**WHAT YOU NEED TO DO**
Without altering anything, output the material below.

**Stored entries**
"""
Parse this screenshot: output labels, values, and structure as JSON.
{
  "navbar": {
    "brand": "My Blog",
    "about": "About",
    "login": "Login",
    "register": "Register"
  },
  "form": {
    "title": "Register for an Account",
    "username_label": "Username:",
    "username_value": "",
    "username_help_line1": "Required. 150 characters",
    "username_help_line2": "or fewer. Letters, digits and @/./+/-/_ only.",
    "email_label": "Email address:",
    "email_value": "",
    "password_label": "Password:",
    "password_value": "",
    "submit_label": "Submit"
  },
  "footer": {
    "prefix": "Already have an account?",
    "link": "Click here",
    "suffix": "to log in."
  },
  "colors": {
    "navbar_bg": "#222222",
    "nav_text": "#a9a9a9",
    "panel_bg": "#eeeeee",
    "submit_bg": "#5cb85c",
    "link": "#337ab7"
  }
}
"""
**ANSWER FOR THE TASK**
Parse this screenshot: output labels, values, and structure as JSON.
{
  "navbar": {
    "brand": "My Blog",
    "about": "About",
    "login": "Login",
    "register": "Register"
  },
  "form": {
    "title": "Register for an Account",
    "username_label": "Username:",
    "username_value": "",
    "username_help_line1": "Required. 150 characters",
    "username_help_line2": "or fewer. Letters, digits and @/./+/-/_ only.",
    "email_label": "Email address:",
    "email_value": "",
    "password_label": "Password:",
    "password_value": "",
    "submit_label": "Submit"
  },
  "footer": {
    "prefix": "Already have an account?",
    "link": "Click here",
    "suffix": "to log in."
  },
  "colors": {
    "navbar_bg": "#222222",
    "nav_text": "#a9a9a9",
    "panel_bg": "#eeeeee",
    "submit_bg": "#5cb85c",
    "link": "#337ab7"
  }
}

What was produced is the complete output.